● **PROBLEM DESCRIPTION**: Sift the listing for lines that hold the string "inspectors" and pull them out.

[begin THE RECORDS]

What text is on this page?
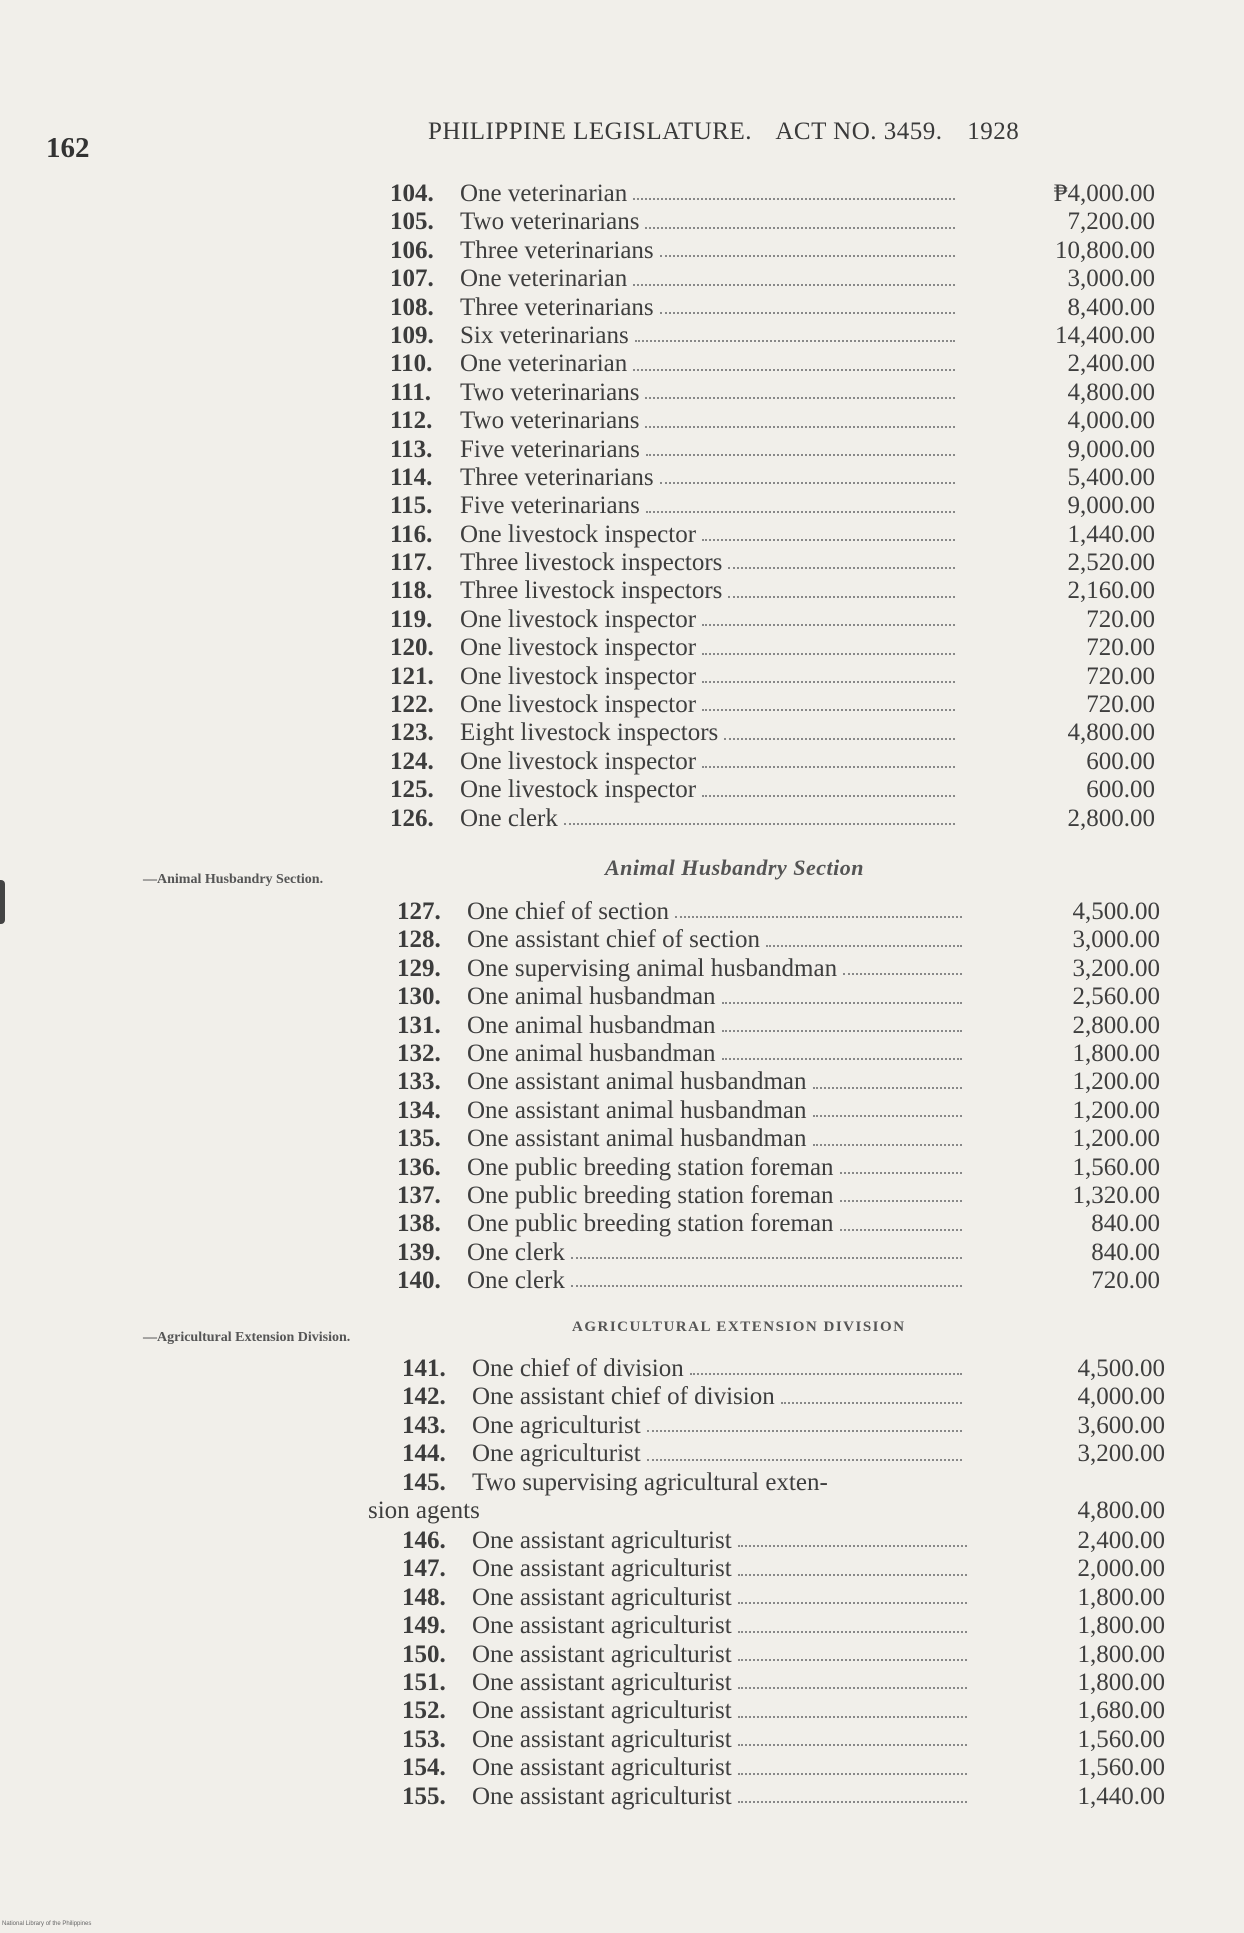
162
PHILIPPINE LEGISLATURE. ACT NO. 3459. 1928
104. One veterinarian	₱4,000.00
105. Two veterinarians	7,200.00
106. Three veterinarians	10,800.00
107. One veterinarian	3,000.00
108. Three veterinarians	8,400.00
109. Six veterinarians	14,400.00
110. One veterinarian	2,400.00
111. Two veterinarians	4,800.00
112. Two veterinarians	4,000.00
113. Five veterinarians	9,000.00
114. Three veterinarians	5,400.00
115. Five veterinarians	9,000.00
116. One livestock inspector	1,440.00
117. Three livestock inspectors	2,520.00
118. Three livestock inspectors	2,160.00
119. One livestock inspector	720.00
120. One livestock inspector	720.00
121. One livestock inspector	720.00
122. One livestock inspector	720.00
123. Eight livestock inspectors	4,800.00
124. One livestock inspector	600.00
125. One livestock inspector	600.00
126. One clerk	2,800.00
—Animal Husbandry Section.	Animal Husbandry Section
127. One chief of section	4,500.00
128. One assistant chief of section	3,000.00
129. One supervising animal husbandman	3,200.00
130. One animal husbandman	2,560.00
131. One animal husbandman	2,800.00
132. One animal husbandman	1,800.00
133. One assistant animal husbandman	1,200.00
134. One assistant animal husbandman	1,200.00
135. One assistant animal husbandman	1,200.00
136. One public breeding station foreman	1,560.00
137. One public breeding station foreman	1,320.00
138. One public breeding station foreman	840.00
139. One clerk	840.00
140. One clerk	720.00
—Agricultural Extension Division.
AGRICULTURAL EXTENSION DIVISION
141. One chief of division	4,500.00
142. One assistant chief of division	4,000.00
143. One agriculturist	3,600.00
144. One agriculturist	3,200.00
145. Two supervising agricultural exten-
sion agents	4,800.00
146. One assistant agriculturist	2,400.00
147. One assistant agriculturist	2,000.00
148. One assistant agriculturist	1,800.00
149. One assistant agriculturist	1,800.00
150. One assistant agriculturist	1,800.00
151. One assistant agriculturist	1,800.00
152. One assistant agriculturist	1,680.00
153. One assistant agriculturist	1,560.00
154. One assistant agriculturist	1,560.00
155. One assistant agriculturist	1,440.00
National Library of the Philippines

[end THE RECORDS]

● **FULL OUTPUT**:
117. Three livestock inspectors	2,520.00
118. Three livestock inspectors	2,160.00
123. Eight livestock inspectors	4,800.00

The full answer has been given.